+++ Data excerpts +++

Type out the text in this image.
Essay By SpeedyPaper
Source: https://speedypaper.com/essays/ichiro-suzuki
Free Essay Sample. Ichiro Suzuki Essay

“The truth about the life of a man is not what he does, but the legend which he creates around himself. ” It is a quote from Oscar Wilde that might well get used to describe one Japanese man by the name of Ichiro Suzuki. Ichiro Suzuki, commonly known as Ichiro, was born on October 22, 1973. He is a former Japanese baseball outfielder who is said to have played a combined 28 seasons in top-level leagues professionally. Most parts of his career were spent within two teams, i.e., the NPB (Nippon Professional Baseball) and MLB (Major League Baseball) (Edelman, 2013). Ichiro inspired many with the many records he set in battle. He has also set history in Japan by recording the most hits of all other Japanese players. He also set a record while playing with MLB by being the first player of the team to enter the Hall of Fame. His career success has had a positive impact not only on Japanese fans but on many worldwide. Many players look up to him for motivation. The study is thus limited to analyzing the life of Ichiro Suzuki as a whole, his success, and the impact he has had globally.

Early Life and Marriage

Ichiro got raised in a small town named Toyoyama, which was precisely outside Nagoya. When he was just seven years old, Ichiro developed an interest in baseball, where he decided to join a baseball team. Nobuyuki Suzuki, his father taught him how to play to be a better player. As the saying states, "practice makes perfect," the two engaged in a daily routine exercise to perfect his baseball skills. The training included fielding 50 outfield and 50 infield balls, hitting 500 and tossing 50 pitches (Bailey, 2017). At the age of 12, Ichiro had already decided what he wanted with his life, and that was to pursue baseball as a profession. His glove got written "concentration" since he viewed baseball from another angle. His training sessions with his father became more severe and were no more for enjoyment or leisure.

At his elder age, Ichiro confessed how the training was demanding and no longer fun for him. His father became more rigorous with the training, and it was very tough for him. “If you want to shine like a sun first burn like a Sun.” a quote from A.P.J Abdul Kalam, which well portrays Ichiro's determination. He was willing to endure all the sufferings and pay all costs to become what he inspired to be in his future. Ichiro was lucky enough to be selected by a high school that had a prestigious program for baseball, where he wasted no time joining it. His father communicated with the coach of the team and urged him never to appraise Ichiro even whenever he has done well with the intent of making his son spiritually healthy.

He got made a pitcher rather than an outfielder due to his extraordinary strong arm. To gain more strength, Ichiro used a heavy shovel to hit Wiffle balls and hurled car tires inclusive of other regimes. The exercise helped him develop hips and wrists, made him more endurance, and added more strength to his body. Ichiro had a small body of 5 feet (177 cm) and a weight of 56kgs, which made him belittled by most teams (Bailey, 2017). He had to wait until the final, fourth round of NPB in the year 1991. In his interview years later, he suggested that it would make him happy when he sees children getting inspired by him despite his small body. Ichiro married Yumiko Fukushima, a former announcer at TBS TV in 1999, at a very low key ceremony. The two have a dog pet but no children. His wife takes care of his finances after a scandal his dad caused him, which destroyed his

+++

• Aim
Which lines contain the word "where"? Copy each one.

• Full response
Ichiro got raised in a small town named Toyoyama, which was precisely outside Nagoya. When he was just seven years old, Ichiro developed an interest in baseball, where he decided to join a baseball team. Nobuyuki Suzuki, his father taught him how to play to be a better player. As the saying states, "practice makes perfect," the two engaged in a daily routine exercise to perfect his baseball skills. The training included fielding 50 outfield and 50 infield balls, hitting 500 and tossing 50 pitches (Bailey, 2017). At the age of 12, Ichiro had already decided what he wanted with his life, and that was to pursue baseball as a profession. His glove got written "concentration" since he viewed baseball from another angle. His training sessions with his father became more severe and were no more for enjoyment or leisure.
At his elder age, Ichiro confessed how the training was demanding and no longer fun for him. His father became more rigorous with the training, and it was very tough for him. “If you want to shine like a sun first burn like a Sun.” a quote from A.P.J Abdul Kalam, which well portrays Ichiro's determination. He was willing to endure all the sufferings and pay all costs to become what he inspired to be in his future. Ichiro was lucky enough to be selected by a high school that had a prestigious program for baseball, where he wasted no time joining it. His father communicated with the coach of the team and urged him never to appraise Ichiro even whenever he has done well with the intent of making his son spiritually healthy.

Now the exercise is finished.